Keep the images out and copy every entry below exactly.

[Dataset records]
....

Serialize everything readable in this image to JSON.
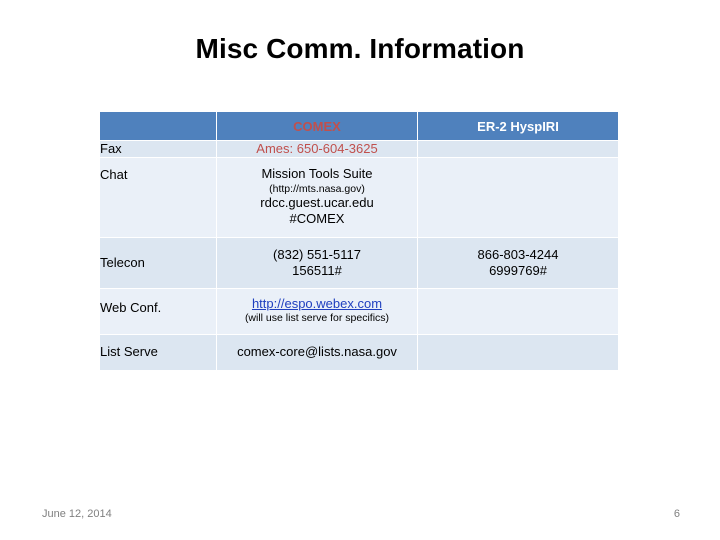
{
  "slide": {
    "title": "Misc Comm. Information",
    "footer_date": "June 12, 2014",
    "page_number": "6"
  },
  "table": {
    "headers": {
      "row_label": "",
      "comex": "COMEX",
      "er2": "ER-2 HyspIRI"
    },
    "rows": [
      {
        "label": "Fax",
        "comex_main": "Ames: 650-604-3625",
        "comex_sub": "",
        "comex_sub2": "",
        "comex_sub3": "",
        "er2_main": "",
        "er2_sub": ""
      },
      {
        "label": "Chat",
        "comex_main": "Mission Tools Suite",
        "comex_sub": "(http://mts.nasa.gov)",
        "comex_sub2": "rdcc.guest.ucar.edu",
        "comex_sub3": "#COMEX",
        "er2_main": "",
        "er2_sub": ""
      },
      {
        "label": "Telecon",
        "comex_main": "(832) 551-5117",
        "comex_sub": "156511#",
        "comex_sub2": "",
        "comex_sub3": "",
        "er2_main": "866-803-4244",
        "er2_sub": "6999769#"
      },
      {
        "label": "Web Conf.",
        "comex_main": "http://espo.webex.com",
        "comex_sub": "(will use list serve for specifics)",
        "comex_sub2": "",
        "comex_sub3": "",
        "er2_main": "",
        "er2_sub": ""
      },
      {
        "label": "List Serve",
        "comex_main": "comex-core@lists.nasa.gov",
        "comex_sub": "",
        "comex_sub2": "",
        "comex_sub3": "",
        "er2_main": "",
        "er2_sub": ""
      }
    ]
  },
  "colors": {
    "header_band": "#4f81bd",
    "header_accent_text": "#c0504d",
    "cell_fill": "#dce6f1",
    "link": "#1f3fbf"
  }
}
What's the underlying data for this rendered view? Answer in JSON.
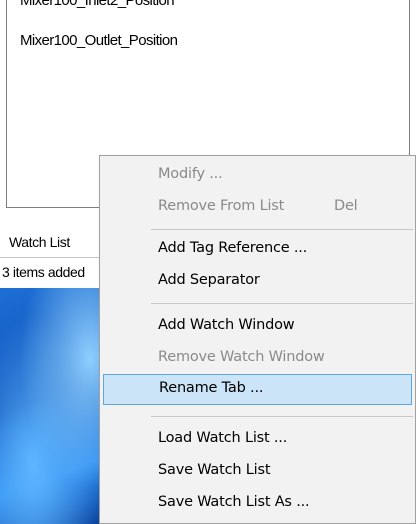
{
  "watch_list": {
    "items": [
      "Mixer100_Inlet2_Position",
      "Mixer100_Outlet_Position"
    ],
    "tab_label": "Watch List",
    "status_text": "3 items added"
  },
  "context_menu": {
    "items": [
      {
        "label": "Modify ...",
        "shortcut": "",
        "enabled": false
      },
      {
        "label": "Remove From List",
        "shortcut": "Del",
        "enabled": false
      },
      {
        "label": "Add Tag Reference ...",
        "shortcut": "",
        "enabled": true
      },
      {
        "label": "Add Separator",
        "shortcut": "",
        "enabled": true
      },
      {
        "label": "Add Watch Window",
        "shortcut": "",
        "enabled": true
      },
      {
        "label": "Remove Watch Window",
        "shortcut": "",
        "enabled": false
      },
      {
        "label": "Rename Tab ...",
        "shortcut": "",
        "enabled": true,
        "highlighted": true
      },
      {
        "label": "Load Watch List ...",
        "shortcut": "",
        "enabled": true
      },
      {
        "label": "Save Watch List",
        "shortcut": "",
        "enabled": true
      },
      {
        "label": "Save Watch List As ...",
        "shortcut": "",
        "enabled": true
      }
    ]
  },
  "colors": {
    "menu_background": "#f2f2f2",
    "highlight_fill": "#cce4f7",
    "highlight_border": "#5ea6dc",
    "disabled_text": "#8a8a8a",
    "wallpaper_blue": "#1d6fd6"
  }
}
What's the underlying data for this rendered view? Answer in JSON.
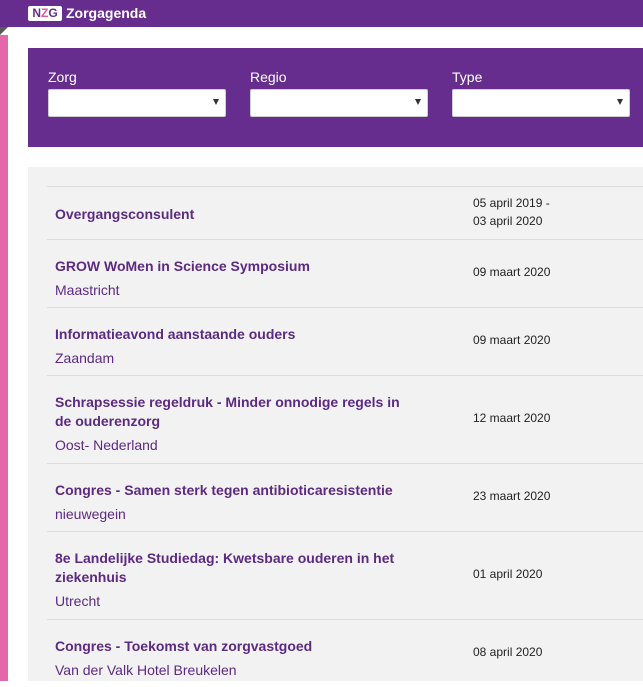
{
  "header": {
    "logo": {
      "n": "N",
      "z": "Z",
      "g": "G"
    },
    "title": "Zorgagenda"
  },
  "filters": [
    {
      "label": "Zorg",
      "value": ""
    },
    {
      "label": "Regio",
      "value": ""
    },
    {
      "label": "Type",
      "value": ""
    }
  ],
  "events": [
    {
      "title": "Overgangsconsulent",
      "location": "",
      "date": "05 april 2019 -\n03 april 2020"
    },
    {
      "title": "GROW WoMen in Science Symposium",
      "location": "Maastricht",
      "date": "09 maart 2020"
    },
    {
      "title": "Informatieavond aanstaande ouders",
      "location": "Zaandam",
      "date": "09 maart 2020"
    },
    {
      "title": "Schrapsessie regeldruk - Minder onnodige regels in de ouderenzorg",
      "location": "Oost- Nederland",
      "date": "12 maart 2020"
    },
    {
      "title": "Congres - Samen sterk tegen antibioticaresistentie",
      "location": "nieuwegein",
      "date": "23 maart 2020"
    },
    {
      "title": "8e Landelijke Studiedag: Kwetsbare ouderen in het ziekenhuis",
      "location": "Utrecht",
      "date": "01 april 2020"
    },
    {
      "title": "Congres - Toekomst van zorgvastgoed",
      "location": "Van der Valk Hotel Breukelen",
      "date": "08 april 2020"
    }
  ],
  "colors": {
    "brand_purple": "#662d8f",
    "accent_pink": "#e467a9",
    "link_purple": "#5c2a82",
    "panel_bg": "#f2f2f2"
  }
}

....

### Completed exercise
Serialize everything readable in this image to JSON.
{
  "slide": {
    "title": "Misc Comm. Information",
    "footer_date": "June 12, 2014",
    "page_number": "6"
  },
  "table": {
    "headers": {
      "row_label": "",
      "comex": "COMEX",
      "er2": "ER-2 HyspIRI"
    },
    "rows": [
      {
        "label": "Fax",
        "comex_main": "Ames: 650-604-3625",
        "comex_sub": "",
        "comex_sub2": "",
        "comex_sub3": "",
        "er2_main": "",
        "er2_sub": ""
      },
      {
        "label": "Chat",
        "comex_main": "Mission Tools Suite",
        "comex_sub": "(http://mts.nasa.gov)",
        "comex_sub2": "rdcc.guest.ucar.edu",
        "comex_sub3": "#COMEX",
        "er2_main": "",
        "er2_sub": ""
      },
      {
        "label": "Telecon",
        "comex_main": "(832) 551-5117",
        "comex_sub": "156511#",
        "comex_sub2": "",
        "comex_sub3": "",
        "er2_main": "866-803-4244",
        "er2_sub": "6999769#"
      },
      {
        "label": "Web Conf.",
        "comex_main": "http://espo.webex.com",
        "comex_sub": "(will use list serve for specifics)",
        "comex_sub2": "",
        "comex_sub3": "",
        "er2_main": "",
        "er2_sub": ""
      },
      {
        "label": "List Serve",
        "comex_main": "comex-core@lists.nasa.gov",
        "comex_sub": "",
        "comex_sub2": "",
        "comex_sub3": "",
        "er2_main": "",
        "er2_sub": ""
      }
    ]
  },
  "colors": {
    "header_band": "#4f81bd",
    "header_accent_text": "#c0504d",
    "cell_fill": "#dce6f1",
    "link": "#1f3fbf"
  }
}
What's the underlying data for this rendered view? Answer in JSON.
{
  "watch_list": {
    "items": [
      "Mixer100_Inlet2_Position",
      "Mixer100_Outlet_Position"
    ],
    "tab_label": "Watch List",
    "status_text": "3 items added"
  },
  "context_menu": {
    "items": [
      {
        "label": "Modify ...",
        "shortcut": "",
        "enabled": false
      },
      {
        "label": "Remove From List",
        "shortcut": "Del",
        "enabled": false
      },
      {
        "label": "Add Tag Reference ...",
        "shortcut": "",
        "enabled": true
      },
      {
        "label": "Add Separator",
        "shortcut": "",
        "enabled": true
      },
      {
        "label": "Add Watch Window",
        "shortcut": "",
        "enabled": true
      },
      {
        "label": "Remove Watch Window",
        "shortcut": "",
        "enabled": false
      },
      {
        "label": "Rename Tab ...",
        "shortcut": "",
        "enabled": true,
        "highlighted": true
      },
      {
        "label": "Load Watch List ...",
        "shortcut": "",
        "enabled": true
      },
      {
        "label": "Save Watch List",
        "shortcut": "",
        "enabled": true
      },
      {
        "label": "Save Watch List As ...",
        "shortcut": "",
        "enabled": true
      }
    ]
  },
  "colors": {
    "menu_background": "#f2f2f2",
    "highlight_fill": "#cce4f7",
    "highlight_border": "#5ea6dc",
    "disabled_text": "#8a8a8a",
    "wallpaper_blue": "#1d6fd6"
  }
}
What's the underlying data for this rendered view? Answer in JSON.
{
  "header": {
    "logo": {
      "n": "N",
      "z": "Z",
      "g": "G"
    },
    "title": "Zorgagenda"
  },
  "filters": [
    {
      "label": "Zorg",
      "value": ""
    },
    {
      "label": "Regio",
      "value": ""
    },
    {
      "label": "Type",
      "value": ""
    }
  ],
  "events": [
    {
      "title": "Overgangsconsulent",
      "location": "",
      "date": "05 april 2019 -\n03 april 2020"
    },
    {
      "title": "GROW WoMen in Science Symposium",
      "location": "Maastricht",
      "date": "09 maart 2020"
    },
    {
      "title": "Informatieavond aanstaande ouders",
      "location": "Zaandam",
      "date": "09 maart 2020"
    },
    {
      "title": "Schrapsessie regeldruk - Minder onnodige regels in de ouderenzorg",
      "location": "Oost- Nederland",
      "date": "12 maart 2020"
    },
    {
      "title": "Congres - Samen sterk tegen antibioticaresistentie",
      "location": "nieuwegein",
      "date": "23 maart 2020"
    },
    {
      "title": "8e Landelijke Studiedag: Kwetsbare ouderen in het ziekenhuis",
      "location": "Utrecht",
      "date": "01 april 2020"
    },
    {
      "title": "Congres - Toekomst van zorgvastgoed",
      "location": "Van der Valk Hotel Breukelen",
      "date": "08 april 2020"
    }
  ],
  "colors": {
    "brand_purple": "#662d8f",
    "accent_pink": "#e467a9",
    "link_purple": "#5c2a82",
    "panel_bg": "#f2f2f2"
  }
}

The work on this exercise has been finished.